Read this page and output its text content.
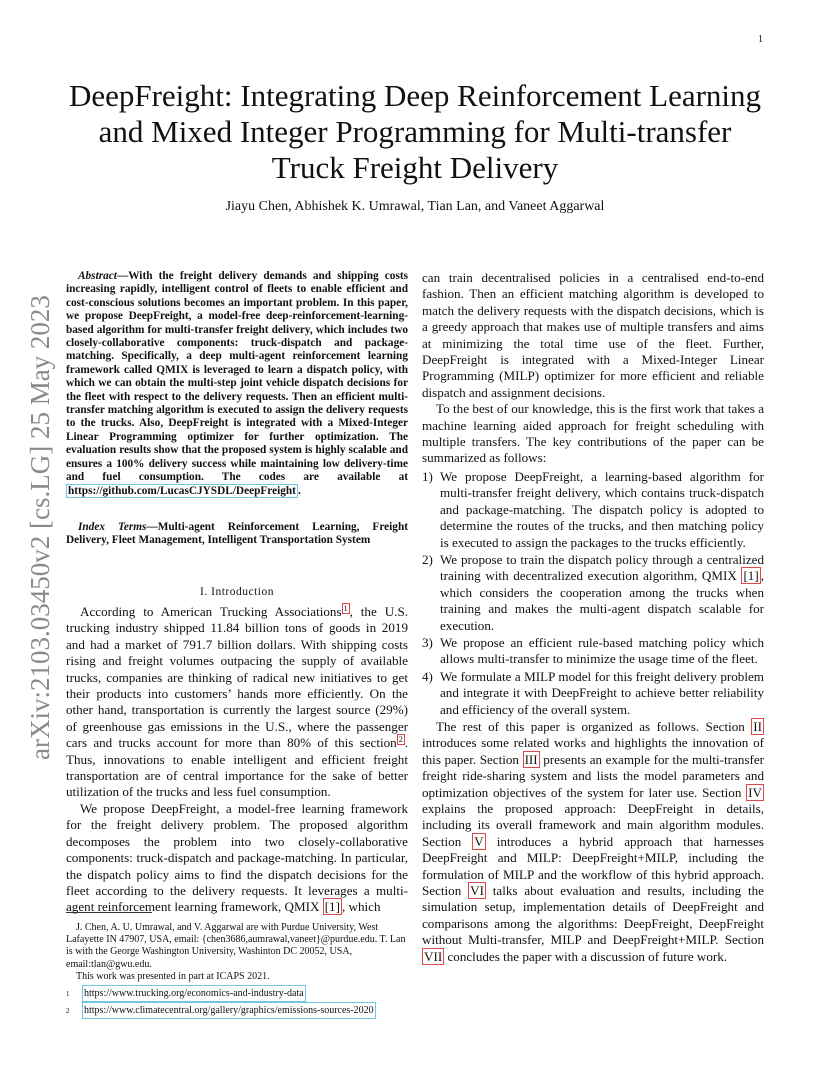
1
DeepFreight: Integrating Deep Reinforcement Learning and Mixed Integer Programming for Multi-transfer Truck Freight Delivery
Jiayu Chen, Abhishek K. Umrawal, Tian Lan, and Vaneet Aggarwal
arXiv:2103.03450v2 [cs.LG] 25 May 2023
Abstract—With the freight delivery demands and shipping costs increasing rapidly, intelligent control of fleets to enable efficient and cost-conscious solutions becomes an important problem. In this paper, we propose DeepFreight, a model-free deep-reinforcement-learning-based algorithm for multi-transfer freight delivery, which includes two closely-collaborative components: truck-dispatch and package-matching. Specifically, a deep multi-agent reinforcement learning framework called QMIX is leveraged to learn a dispatch policy, with which we can obtain the multi-step joint vehicle dispatch decisions for the fleet with respect to the delivery requests. Then an efficient multi-transfer matching algorithm is executed to assign the delivery requests to the trucks. Also, DeepFreight is integrated with a Mixed-Integer Linear Programming optimizer for further optimization. The evaluation results show that the proposed system is highly scalable and ensures a 100% delivery success while maintaining low delivery-time and fuel consumption. The codes are available at https://github.com/LucasCJYSDL/DeepFreight .
Index Terms—Multi-agent Reinforcement Learning, Freight Delivery, Fleet Management, Intelligent Transportation System
I. Introduction

According to American Trucking Associations $^1$ , the U.S. trucking industry shipped 11.84 billion tons of goods in 2019 and had a market of 791.7 billion dollars. With shipping costs rising and freight volumes outpacing the supply of available trucks, companies are thinking of radical new initiatives to get their products into customers’ hands more efficiently. On the other hand, transportation is currently the largest source (29%) of greenhouse gas emissions in the U.S., where the passenger cars and trucks account for more than 80% of this section $^2$ . Thus, innovations to enable intelligent and efficient freight transportation are of central importance for the sake of better utilization of the trucks and less fuel consumption.

We propose DeepFreight, a model-free learning framework for the freight delivery problem. The proposed algorithm decomposes the problem into two closely-collaborative components: truck-dispatch and package-matching. In particular, the dispatch policy aims to find the dispatch decisions for the fleet according to the delivery requests. It leverages a multi-agent reinforcement learning framework, QMIX [1] , which

J. Chen, A. U. Umrawal, and V. Aggarwal are with Purdue University, West Lafayette IN 47907, USA, email: {chen3686,aumrawal,vaneet}@purdue.edu. T. Lan is with the George Washington University, Washinton DC 20052, USA, email:tlan@gwu.edu.

This work was presented in part at ICAPS 2021.

1	https://www.trucking.org/economics-and-industry-data
2	https://www.climatecentral.org/gallery/graphics/emissions-sources-2020

can train decentralised policies in a centralised end-to-end fashion. Then an efficient matching algorithm is developed to match the delivery requests with the dispatch decisions, which is a greedy approach that makes use of multiple transfers and aims at minimizing the total time use of the fleet. Further, DeepFreight is integrated with a Mixed-Integer Linear Programming (MILP) optimizer for more efficient and reliable dispatch and assignment decisions.

To the best of our knowledge, this is the first work that takes a machine learning aided approach for freight scheduling with multiple transfers. The key contributions of the paper can be summarized as follows:

1) We propose DeepFreight, a learning-based algorithm for multi-transfer freight delivery, which contains truck-dispatch and package-matching. The dispatch policy is adopted to determine the routes of the trucks, and then matching policy is executed to assign the packages to the trucks efficiently.
2) We propose to train the dispatch policy through a centralized training with decentralized execution algorithm, QMIX [1] , which considers the cooperation among the trucks when training and makes the multi-agent dispatch scalable for execution.
3) We propose an efficient rule-based matching policy which allows multi-transfer to minimize the usage time of the fleet.
4) We formulate a MILP model for this freight delivery problem and integrate it with DeepFreight to achieve better reliability and efficiency of the overall system.

The rest of this paper is organized as follows. Section II introduces some related works and highlights the innovation of this paper. Section III presents an example for the multi-transfer freight ride-sharing system and lists the model parameters and optimization objectives of the system for later use. Section IV explains the proposed approach: DeepFreight in details, including its overall framework and main algorithm modules. Section V introduces a hybrid approach that harnesses DeepFreight and MILP: DeepFreight+MILP, including the formulation of MILP and the workflow of this hybrid approach. Section VI talks about evaluation and results, including the simulation setup, implementation details of DeepFreight and comparisons among the algorithms: DeepFreight, DeepFreight without Multi-transfer, MILP and DeepFreight+MILP. Section VII concludes the paper with a discussion of future work.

━━━━━━━━

* _Task directions_
Drop the images and repeat the data exactly.

* _Written reply_
Read this page and output its text content.
1
DeepFreight: Integrating Deep Reinforcement Learning and Mixed Integer Programming for Multi-transfer Truck Freight Delivery
Jiayu Chen, Abhishek K. Umrawal, Tian Lan, and Vaneet Aggarwal
arXiv:2103.03450v2 [cs.LG] 25 May 2023
Abstract—With the freight delivery demands and shipping costs increasing rapidly, intelligent control of fleets to enable efficient and cost-conscious solutions becomes an important problem. In this paper, we propose DeepFreight, a model-free deep-reinforcement-learning-based algorithm for multi-transfer freight delivery, which includes two closely-collaborative components: truck-dispatch and package-matching. Specifically, a deep multi-agent reinforcement learning framework called QMIX is leveraged to learn a dispatch policy, with which we can obtain the multi-step joint vehicle dispatch decisions for the fleet with respect to the delivery requests. Then an efficient multi-transfer matching algorithm is executed to assign the delivery requests to the trucks. Also, DeepFreight is integrated with a Mixed-Integer Linear Programming optimizer for further optimization. The evaluation results show that the proposed system is highly scalable and ensures a 100% delivery success while maintaining low delivery-time and fuel consumption. The codes are available at https://github.com/LucasCJYSDL/DeepFreight .
Index Terms—Multi-agent Reinforcement Learning, Freight Delivery, Fleet Management, Intelligent Transportation System
I. Introduction

According to American Trucking Associations $^1$ , the U.S. trucking industry shipped 11.84 billion tons of goods in 2019 and had a market of 791.7 billion dollars. With shipping costs rising and freight volumes outpacing the supply of available trucks, companies are thinking of radical new initiatives to get their products into customers’ hands more efficiently. On the other hand, transportation is currently the largest source (29%) of greenhouse gas emissions in the U.S., where the passenger cars and trucks account for more than 80% of this section $^2$ . Thus, innovations to enable intelligent and efficient freight transportation are of central importance for the sake of better utilization of the trucks and less fuel consumption.

We propose DeepFreight, a model-free learning framework for the freight delivery problem. The proposed algorithm decomposes the problem into two closely-collaborative components: truck-dispatch and package-matching. In particular, the dispatch policy aims to find the dispatch decisions for the fleet according to the delivery requests. It leverages a multi-agent reinforcement learning framework, QMIX [1] , which

J. Chen, A. U. Umrawal, and V. Aggarwal are with Purdue University, West Lafayette IN 47907, USA, email: {chen3686,aumrawal,vaneet}@purdue.edu. T. Lan is with the George Washington University, Washinton DC 20052, USA, email:tlan@gwu.edu.

This work was presented in part at ICAPS 2021.

1	https://www.trucking.org/economics-and-industry-data
2	https://www.climatecentral.org/gallery/graphics/emissions-sources-2020

can train decentralised policies in a centralised end-to-end fashion. Then an efficient matching algorithm is developed to match the delivery requests with the dispatch decisions, which is a greedy approach that makes use of multiple transfers and aims at minimizing the total time use of the fleet. Further, DeepFreight is integrated with a Mixed-Integer Linear Programming (MILP) optimizer for more efficient and reliable dispatch and assignment decisions.

To the best of our knowledge, this is the first work that takes a machine learning aided approach for freight scheduling with multiple transfers. The key contributions of the paper can be summarized as follows:

1) We propose DeepFreight, a learning-based algorithm for multi-transfer freight delivery, which contains truck-dispatch and package-matching. The dispatch policy is adopted to determine the routes of the trucks, and then matching policy is executed to assign the packages to the trucks efficiently.
2) We propose to train the dispatch policy through a centralized training with decentralized execution algorithm, QMIX [1] , which considers the cooperation among the trucks when training and makes the multi-agent dispatch scalable for execution.
3) We propose an efficient rule-based matching policy which allows multi-transfer to minimize the usage time of the fleet.
4) We formulate a MILP model for this freight delivery problem and integrate it with DeepFreight to achieve better reliability and efficiency of the overall system.

The rest of this paper is organized as follows. Section II introduces some related works and highlights the innovation of this paper. Section III presents an example for the multi-transfer freight ride-sharing system and lists the model parameters and optimization objectives of the system for later use. Section IV explains the proposed approach: DeepFreight in details, including its overall framework and main algorithm modules. Section V introduces a hybrid approach that harnesses DeepFreight and MILP: DeepFreight+MILP, including the formulation of MILP and the workflow of this hybrid approach. Section VI talks about evaluation and results, including the simulation setup, implementation details of DeepFreight and comparisons among the algorithms: DeepFreight, DeepFreight without Multi-transfer, MILP and DeepFreight+MILP. Section VII concludes the paper with a discussion of future work.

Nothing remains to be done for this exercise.